*WHAT THE EXERCISE ASKS*
Any pictures in the records below should be skipped; write out everything else exactly.

************

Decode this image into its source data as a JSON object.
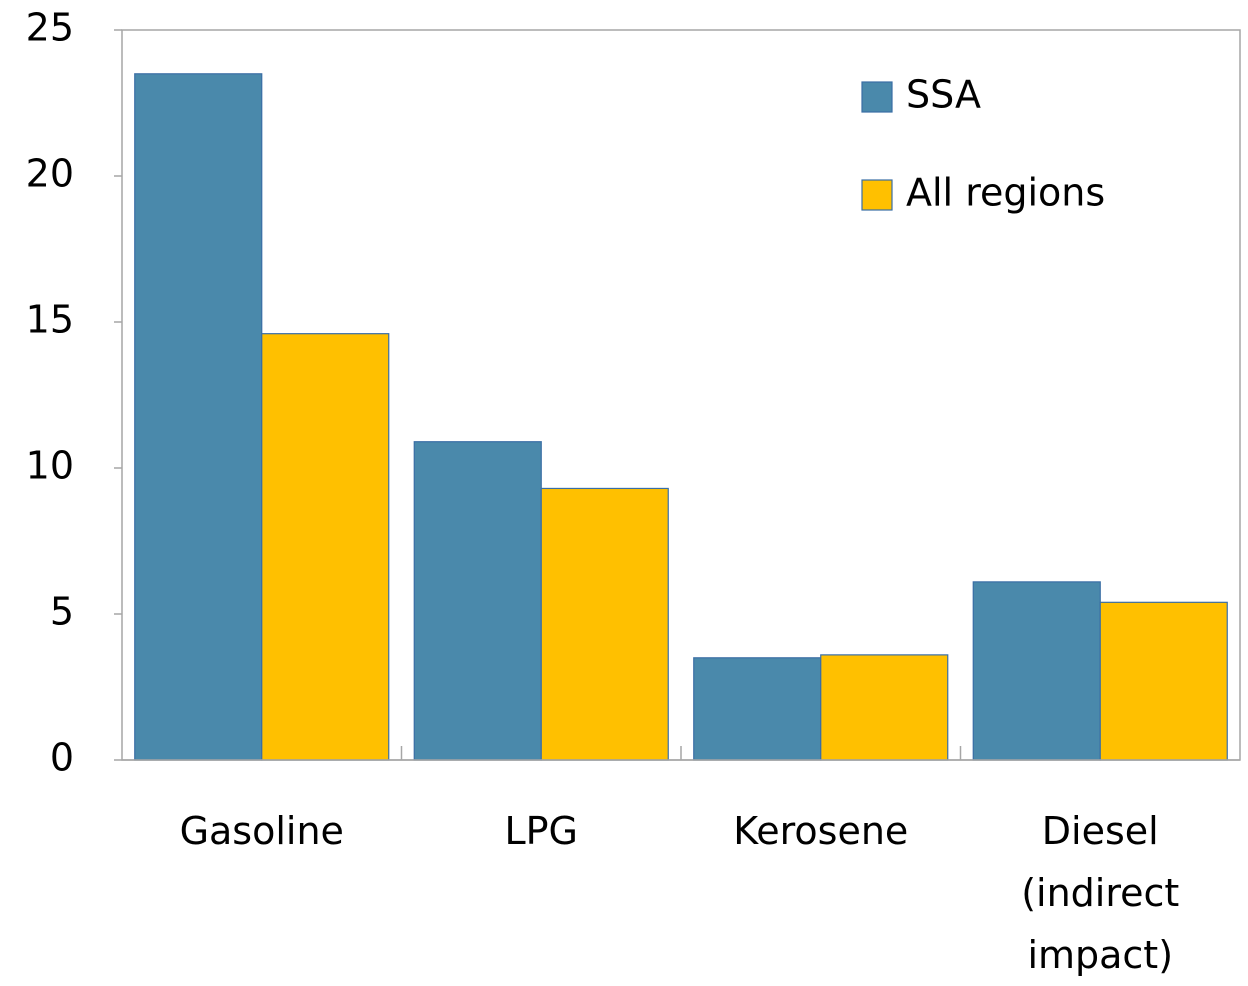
{
  "chart_data": {
    "type": "bar",
    "categories": [
      "Gasoline",
      "LPG",
      "Kerosene",
      "Diesel (indirect impact)"
    ],
    "series": [
      {
        "name": "SSA",
        "color": "#4a89ab",
        "values": [
          23.5,
          10.9,
          3.5,
          6.1
        ]
      },
      {
        "name": "All regions",
        "color": "#ffc000",
        "values": [
          14.6,
          9.3,
          3.6,
          5.4
        ]
      }
    ],
    "ylim": [
      0,
      25
    ],
    "yticks": [
      0,
      5,
      10,
      15,
      20,
      25
    ],
    "legend": "upper right"
  }
}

************

*TASK SOLUTION*
Decode this image into its source data as a JSON object.
{
  "chart_data": {
    "type": "bar",
    "categories": [
      "Gasoline",
      "LPG",
      "Kerosene",
      "Diesel (indirect impact)"
    ],
    "series": [
      {
        "name": "SSA",
        "color": "#4a89ab",
        "values": [
          23.5,
          10.9,
          3.5,
          6.1
        ]
      },
      {
        "name": "All regions",
        "color": "#ffc000",
        "values": [
          14.6,
          9.3,
          3.6,
          5.4
        ]
      }
    ],
    "ylim": [
      0,
      25
    ],
    "yticks": [
      0,
      5,
      10,
      15,
      20,
      25
    ],
    "legend": "upper right"
  }
}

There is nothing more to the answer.